= Task to carry out =
Without the pictures, reproduce the records that follow exactly.
:: Provided information ::
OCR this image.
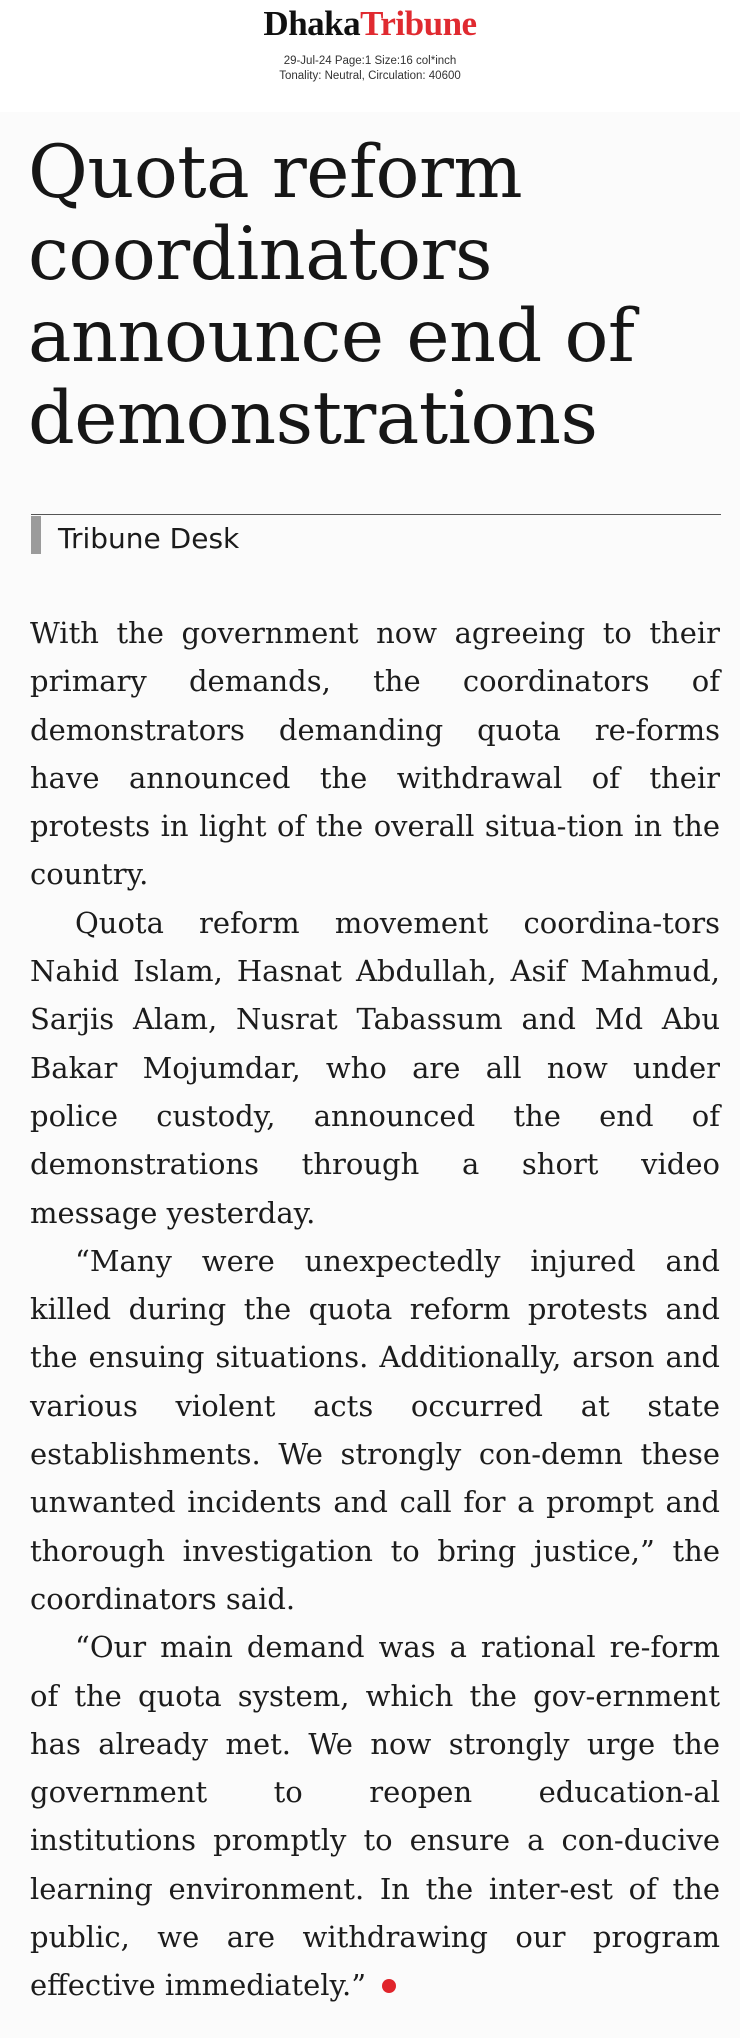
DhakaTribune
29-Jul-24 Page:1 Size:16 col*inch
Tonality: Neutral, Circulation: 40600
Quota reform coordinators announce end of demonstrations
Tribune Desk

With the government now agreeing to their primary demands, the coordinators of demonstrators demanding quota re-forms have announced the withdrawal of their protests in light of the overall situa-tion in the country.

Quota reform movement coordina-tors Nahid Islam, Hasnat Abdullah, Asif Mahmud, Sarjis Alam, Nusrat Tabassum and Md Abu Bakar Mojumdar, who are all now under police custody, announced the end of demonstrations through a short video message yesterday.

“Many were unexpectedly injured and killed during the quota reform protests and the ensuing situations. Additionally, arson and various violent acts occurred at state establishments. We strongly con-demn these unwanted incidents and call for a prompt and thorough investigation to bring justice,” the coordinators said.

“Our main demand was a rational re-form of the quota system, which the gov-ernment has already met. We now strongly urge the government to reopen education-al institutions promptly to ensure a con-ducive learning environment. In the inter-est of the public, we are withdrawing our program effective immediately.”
:::
= Exercise result =
OCR this image.
DhakaTribune
29-Jul-24 Page:1 Size:16 col*inch
Tonality: Neutral, Circulation: 40600
Quota reform coordinators announce end of demonstrations
Tribune Desk

With the government now agreeing to their primary demands, the coordinators of demonstrators demanding quota re-forms have announced the withdrawal of their protests in light of the overall situa-tion in the country.

Quota reform movement coordina-tors Nahid Islam, Hasnat Abdullah, Asif Mahmud, Sarjis Alam, Nusrat Tabassum and Md Abu Bakar Mojumdar, who are all now under police custody, announced the end of demonstrations through a short video message yesterday.

“Many were unexpectedly injured and killed during the quota reform protests and the ensuing situations. Additionally, arson and various violent acts occurred at state establishments. We strongly con-demn these unwanted incidents and call for a prompt and thorough investigation to bring justice,” the coordinators said.

“Our main demand was a rational re-form of the quota system, which the gov-ernment has already met. We now strongly urge the government to reopen education-al institutions promptly to ensure a con-ducive learning environment. In the inter-est of the public, we are withdrawing our program effective immediately.”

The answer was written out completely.